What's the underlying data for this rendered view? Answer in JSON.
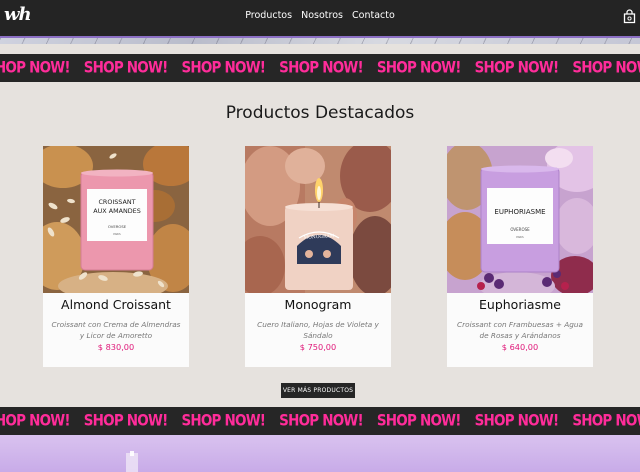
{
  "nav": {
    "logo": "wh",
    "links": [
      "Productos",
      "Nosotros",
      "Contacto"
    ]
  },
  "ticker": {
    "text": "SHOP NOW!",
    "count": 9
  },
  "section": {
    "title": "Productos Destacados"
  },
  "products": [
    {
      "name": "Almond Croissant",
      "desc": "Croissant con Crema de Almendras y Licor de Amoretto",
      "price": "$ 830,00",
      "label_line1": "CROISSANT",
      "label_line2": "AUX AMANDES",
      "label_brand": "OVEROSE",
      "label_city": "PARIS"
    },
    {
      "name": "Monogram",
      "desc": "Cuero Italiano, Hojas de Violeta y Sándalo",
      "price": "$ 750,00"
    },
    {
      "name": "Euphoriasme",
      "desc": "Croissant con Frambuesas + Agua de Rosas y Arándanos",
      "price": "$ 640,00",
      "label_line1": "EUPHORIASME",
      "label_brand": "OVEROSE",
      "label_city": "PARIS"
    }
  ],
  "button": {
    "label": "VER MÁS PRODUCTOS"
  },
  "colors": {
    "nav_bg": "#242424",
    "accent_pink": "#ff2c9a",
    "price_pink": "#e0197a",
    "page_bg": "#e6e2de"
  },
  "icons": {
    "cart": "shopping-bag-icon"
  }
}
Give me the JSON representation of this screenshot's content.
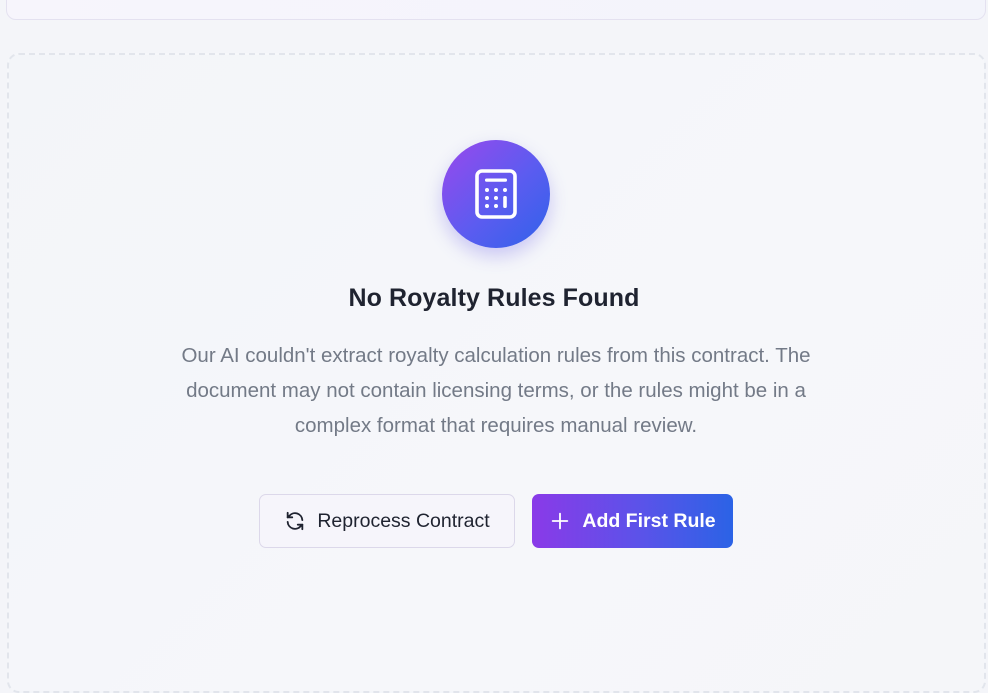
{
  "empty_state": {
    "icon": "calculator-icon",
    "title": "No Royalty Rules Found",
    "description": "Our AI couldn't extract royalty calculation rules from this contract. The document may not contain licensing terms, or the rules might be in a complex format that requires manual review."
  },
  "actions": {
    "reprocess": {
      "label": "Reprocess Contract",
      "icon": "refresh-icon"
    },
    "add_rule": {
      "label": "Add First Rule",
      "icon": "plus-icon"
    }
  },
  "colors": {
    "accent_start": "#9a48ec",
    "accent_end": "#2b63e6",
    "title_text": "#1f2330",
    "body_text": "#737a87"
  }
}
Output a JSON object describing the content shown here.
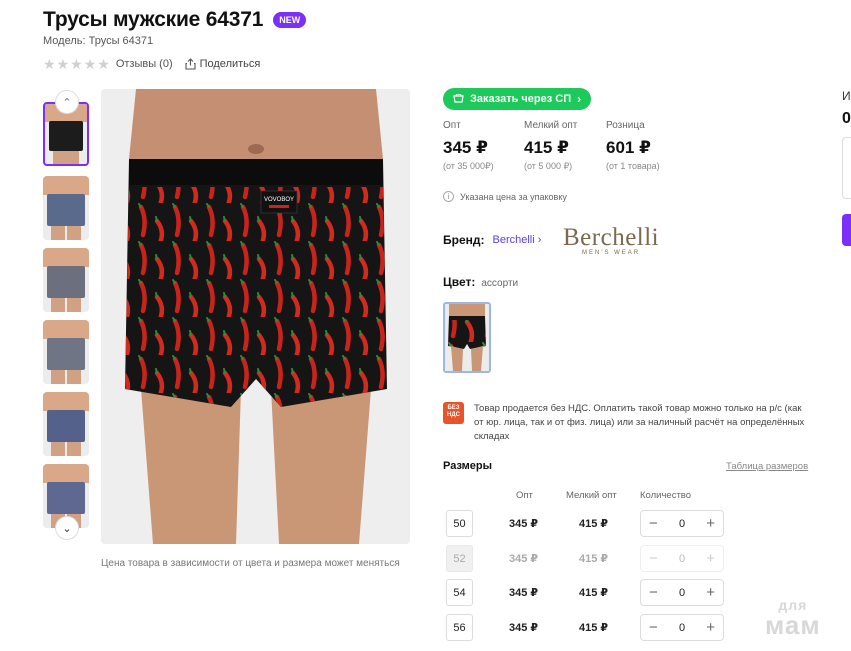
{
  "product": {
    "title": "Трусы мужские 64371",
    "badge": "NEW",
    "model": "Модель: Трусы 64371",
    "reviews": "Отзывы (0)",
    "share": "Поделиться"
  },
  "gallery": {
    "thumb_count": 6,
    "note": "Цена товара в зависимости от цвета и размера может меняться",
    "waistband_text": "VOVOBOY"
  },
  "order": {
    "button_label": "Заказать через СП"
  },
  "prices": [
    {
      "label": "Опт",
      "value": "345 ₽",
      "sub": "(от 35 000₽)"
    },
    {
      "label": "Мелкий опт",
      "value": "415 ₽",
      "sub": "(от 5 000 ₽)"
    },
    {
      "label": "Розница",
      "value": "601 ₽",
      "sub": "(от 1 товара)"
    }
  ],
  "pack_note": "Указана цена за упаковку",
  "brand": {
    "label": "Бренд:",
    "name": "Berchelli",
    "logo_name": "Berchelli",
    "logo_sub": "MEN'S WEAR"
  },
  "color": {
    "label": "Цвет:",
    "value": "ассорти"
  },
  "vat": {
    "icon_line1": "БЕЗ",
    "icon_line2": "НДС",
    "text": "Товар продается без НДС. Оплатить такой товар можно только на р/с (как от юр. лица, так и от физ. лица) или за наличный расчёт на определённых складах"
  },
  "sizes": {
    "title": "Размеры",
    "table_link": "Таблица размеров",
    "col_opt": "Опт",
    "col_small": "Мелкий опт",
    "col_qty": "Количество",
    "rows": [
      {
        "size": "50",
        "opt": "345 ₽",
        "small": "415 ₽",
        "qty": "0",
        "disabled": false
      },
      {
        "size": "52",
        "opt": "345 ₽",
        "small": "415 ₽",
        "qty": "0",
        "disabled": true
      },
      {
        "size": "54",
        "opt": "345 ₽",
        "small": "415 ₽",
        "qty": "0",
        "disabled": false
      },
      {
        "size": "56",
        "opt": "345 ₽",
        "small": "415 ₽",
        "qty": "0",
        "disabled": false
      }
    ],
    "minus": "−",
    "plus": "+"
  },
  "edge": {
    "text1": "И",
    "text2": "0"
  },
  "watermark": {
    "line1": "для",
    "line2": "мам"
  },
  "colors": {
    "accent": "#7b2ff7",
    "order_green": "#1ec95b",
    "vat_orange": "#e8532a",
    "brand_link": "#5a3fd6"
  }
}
---
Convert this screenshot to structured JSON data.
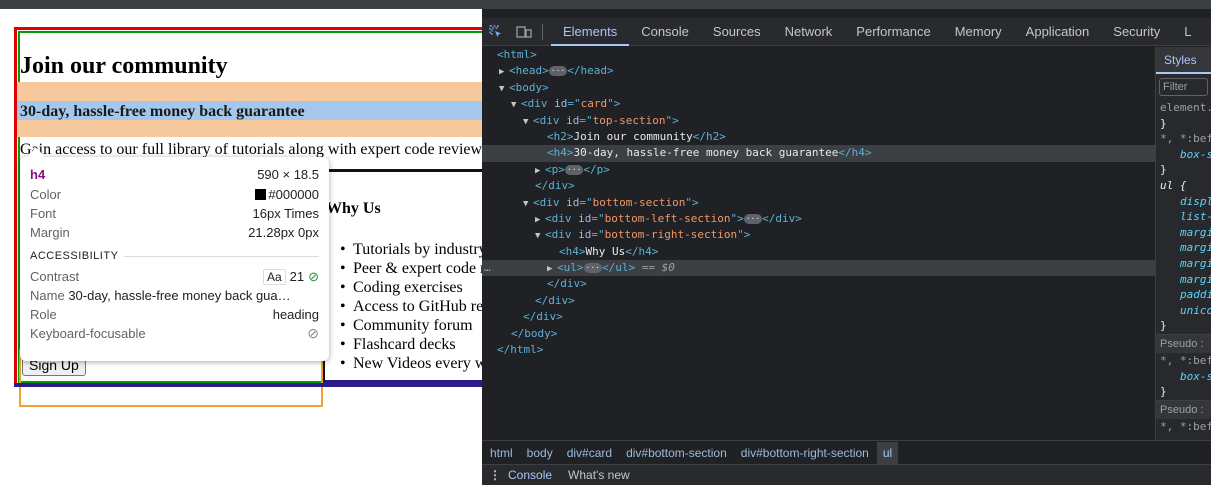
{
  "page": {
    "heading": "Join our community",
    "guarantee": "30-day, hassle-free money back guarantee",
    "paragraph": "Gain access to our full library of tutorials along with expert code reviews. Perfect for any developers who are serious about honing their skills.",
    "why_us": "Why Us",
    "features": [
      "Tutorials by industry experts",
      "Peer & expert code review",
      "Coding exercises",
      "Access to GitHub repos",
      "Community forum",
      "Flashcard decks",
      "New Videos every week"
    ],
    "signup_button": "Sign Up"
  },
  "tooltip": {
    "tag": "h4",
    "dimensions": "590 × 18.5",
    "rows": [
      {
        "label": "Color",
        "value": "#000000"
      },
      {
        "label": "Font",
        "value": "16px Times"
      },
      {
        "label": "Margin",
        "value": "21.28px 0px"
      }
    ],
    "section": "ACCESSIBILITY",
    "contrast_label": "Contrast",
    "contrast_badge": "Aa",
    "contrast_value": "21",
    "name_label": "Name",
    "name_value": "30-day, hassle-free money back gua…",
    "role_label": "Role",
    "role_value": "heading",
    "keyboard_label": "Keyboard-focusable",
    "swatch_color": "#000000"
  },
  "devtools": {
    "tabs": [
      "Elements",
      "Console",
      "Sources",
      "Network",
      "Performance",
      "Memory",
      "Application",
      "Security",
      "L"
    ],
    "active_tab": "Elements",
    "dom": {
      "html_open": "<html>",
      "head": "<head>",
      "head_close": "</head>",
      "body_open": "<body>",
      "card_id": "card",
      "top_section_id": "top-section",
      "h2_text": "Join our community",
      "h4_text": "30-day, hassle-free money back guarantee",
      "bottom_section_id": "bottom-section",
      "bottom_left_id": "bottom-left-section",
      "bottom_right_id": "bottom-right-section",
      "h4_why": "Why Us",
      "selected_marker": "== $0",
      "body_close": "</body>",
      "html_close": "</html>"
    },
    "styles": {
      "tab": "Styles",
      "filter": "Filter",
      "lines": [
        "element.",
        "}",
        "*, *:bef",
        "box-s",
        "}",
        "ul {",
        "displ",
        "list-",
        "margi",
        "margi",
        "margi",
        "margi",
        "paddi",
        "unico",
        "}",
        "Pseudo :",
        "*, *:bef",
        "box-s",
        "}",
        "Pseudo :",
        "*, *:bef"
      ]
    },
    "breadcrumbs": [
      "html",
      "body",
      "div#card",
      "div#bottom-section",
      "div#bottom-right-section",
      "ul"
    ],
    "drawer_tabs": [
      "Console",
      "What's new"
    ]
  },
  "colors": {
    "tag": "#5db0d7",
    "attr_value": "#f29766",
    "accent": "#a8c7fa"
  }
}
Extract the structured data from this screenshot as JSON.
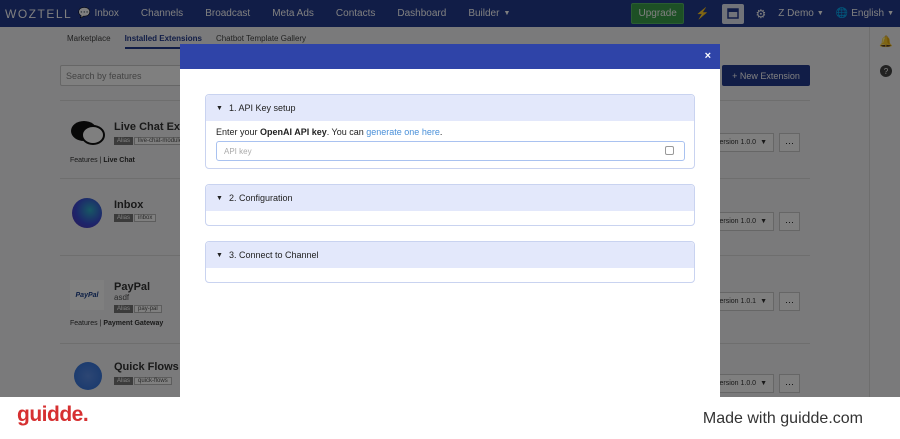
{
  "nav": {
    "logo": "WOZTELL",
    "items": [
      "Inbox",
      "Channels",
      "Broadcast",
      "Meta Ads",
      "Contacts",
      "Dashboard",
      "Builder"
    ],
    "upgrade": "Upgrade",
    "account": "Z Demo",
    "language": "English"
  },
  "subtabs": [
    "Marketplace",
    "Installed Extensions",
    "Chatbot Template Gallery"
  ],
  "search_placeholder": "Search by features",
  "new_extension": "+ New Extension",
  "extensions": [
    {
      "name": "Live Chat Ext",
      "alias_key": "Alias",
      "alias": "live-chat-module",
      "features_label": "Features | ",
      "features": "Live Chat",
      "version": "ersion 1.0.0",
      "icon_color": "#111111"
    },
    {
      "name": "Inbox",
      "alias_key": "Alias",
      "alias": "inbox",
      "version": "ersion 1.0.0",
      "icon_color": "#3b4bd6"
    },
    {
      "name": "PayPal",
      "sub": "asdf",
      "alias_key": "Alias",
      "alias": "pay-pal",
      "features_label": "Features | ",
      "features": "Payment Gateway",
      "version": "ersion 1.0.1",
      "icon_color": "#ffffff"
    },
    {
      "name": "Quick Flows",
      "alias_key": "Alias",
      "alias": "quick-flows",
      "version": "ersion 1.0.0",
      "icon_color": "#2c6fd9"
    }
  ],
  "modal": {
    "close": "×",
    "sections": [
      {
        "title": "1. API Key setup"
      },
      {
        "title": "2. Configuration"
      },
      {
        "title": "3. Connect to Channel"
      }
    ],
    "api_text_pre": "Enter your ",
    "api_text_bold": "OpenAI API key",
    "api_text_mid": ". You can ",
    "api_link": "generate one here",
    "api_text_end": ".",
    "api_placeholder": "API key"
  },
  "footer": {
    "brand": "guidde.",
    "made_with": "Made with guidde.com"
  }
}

▶ _WORK TO COMPLETE_: Pull out all lines from the entries above that include the word "heading".

▶ _TASK SOLUTION_:
    "heading": "Join our community",
    "role_value": "heading",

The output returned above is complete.